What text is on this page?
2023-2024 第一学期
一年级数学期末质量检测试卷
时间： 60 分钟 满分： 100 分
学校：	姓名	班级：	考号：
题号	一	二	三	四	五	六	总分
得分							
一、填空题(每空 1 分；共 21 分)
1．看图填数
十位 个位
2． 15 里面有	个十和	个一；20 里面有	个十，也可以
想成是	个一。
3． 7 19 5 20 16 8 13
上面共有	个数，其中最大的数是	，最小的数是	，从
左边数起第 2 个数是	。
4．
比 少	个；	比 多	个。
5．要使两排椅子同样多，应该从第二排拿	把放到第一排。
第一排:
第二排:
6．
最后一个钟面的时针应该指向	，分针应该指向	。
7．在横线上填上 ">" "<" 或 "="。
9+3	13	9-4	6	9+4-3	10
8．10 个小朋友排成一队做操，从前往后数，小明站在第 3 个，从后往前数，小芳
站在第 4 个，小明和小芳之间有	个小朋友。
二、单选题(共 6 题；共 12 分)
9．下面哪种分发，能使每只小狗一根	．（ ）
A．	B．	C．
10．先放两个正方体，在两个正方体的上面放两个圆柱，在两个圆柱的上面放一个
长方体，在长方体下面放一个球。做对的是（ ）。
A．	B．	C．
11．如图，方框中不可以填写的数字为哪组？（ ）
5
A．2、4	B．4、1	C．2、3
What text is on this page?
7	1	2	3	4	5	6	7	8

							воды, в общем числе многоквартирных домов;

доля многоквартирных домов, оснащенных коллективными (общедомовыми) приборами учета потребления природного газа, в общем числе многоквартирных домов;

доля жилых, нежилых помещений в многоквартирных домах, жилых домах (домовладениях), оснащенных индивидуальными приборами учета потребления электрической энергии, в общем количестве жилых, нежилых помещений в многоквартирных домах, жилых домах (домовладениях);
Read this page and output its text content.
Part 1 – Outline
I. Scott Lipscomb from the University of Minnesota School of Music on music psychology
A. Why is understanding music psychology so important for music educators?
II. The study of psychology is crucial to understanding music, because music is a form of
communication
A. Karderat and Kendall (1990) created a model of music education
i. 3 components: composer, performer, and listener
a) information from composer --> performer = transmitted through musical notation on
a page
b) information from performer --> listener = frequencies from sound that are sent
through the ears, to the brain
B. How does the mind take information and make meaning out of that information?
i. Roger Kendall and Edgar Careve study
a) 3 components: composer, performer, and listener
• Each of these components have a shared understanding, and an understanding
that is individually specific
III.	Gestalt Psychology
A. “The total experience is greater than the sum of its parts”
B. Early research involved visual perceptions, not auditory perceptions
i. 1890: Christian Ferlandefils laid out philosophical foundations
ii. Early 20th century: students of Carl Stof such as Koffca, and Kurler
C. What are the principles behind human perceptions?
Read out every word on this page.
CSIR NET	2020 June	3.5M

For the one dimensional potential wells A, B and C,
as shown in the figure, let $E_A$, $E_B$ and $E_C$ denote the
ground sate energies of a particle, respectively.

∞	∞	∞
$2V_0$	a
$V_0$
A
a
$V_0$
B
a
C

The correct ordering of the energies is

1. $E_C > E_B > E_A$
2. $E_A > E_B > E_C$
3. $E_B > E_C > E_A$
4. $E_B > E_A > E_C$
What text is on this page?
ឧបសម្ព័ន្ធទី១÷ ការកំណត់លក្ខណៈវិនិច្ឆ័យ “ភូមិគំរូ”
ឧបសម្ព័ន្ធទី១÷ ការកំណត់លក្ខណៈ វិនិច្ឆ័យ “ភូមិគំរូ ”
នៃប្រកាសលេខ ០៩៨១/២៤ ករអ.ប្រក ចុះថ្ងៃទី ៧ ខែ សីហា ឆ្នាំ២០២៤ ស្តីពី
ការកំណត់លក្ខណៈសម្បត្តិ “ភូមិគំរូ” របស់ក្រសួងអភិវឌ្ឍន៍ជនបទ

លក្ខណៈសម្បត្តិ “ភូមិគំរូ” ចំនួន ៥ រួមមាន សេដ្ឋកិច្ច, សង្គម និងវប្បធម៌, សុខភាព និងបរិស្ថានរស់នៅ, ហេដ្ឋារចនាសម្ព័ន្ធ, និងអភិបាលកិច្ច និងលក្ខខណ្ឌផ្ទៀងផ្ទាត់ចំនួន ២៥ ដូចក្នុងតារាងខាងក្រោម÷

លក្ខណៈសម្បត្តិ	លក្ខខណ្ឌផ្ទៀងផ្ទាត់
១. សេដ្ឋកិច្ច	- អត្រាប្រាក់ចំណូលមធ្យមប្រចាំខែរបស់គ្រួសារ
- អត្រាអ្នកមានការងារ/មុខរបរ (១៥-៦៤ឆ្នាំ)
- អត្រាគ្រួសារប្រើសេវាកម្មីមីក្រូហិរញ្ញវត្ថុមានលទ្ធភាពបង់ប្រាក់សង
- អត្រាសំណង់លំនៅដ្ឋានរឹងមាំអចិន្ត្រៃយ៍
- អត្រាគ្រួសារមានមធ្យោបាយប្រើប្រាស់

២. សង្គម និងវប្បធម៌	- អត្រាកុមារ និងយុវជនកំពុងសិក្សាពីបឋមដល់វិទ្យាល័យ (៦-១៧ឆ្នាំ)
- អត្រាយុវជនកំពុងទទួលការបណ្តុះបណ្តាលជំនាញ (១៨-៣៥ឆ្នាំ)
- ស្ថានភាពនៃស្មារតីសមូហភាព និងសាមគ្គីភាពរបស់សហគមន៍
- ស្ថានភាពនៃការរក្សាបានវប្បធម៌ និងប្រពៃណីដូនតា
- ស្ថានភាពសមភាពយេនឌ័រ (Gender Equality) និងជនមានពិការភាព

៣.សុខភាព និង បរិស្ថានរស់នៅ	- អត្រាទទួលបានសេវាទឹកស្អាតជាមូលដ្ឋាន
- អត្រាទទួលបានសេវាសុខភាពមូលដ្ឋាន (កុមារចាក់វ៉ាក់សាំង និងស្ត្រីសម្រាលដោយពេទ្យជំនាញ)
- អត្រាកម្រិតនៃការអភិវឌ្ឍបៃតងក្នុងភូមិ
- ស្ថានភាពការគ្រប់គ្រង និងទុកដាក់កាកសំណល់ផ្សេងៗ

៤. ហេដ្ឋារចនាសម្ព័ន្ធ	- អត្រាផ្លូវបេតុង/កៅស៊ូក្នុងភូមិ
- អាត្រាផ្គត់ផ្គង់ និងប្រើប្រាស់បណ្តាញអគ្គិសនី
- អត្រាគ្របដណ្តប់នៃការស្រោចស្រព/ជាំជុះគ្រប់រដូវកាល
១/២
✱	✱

◆ ◆ ◆ ◆ ◆ ◆ ◆

● Description of the task
Return every line containing "числе".

● The output
							воды, в общем числе многоквартирных домов;
доля многоквартирных домов, оснащенных коллективными (общедомовыми) приборами учета потребления природного газа, в общем числе многоквартирных домов;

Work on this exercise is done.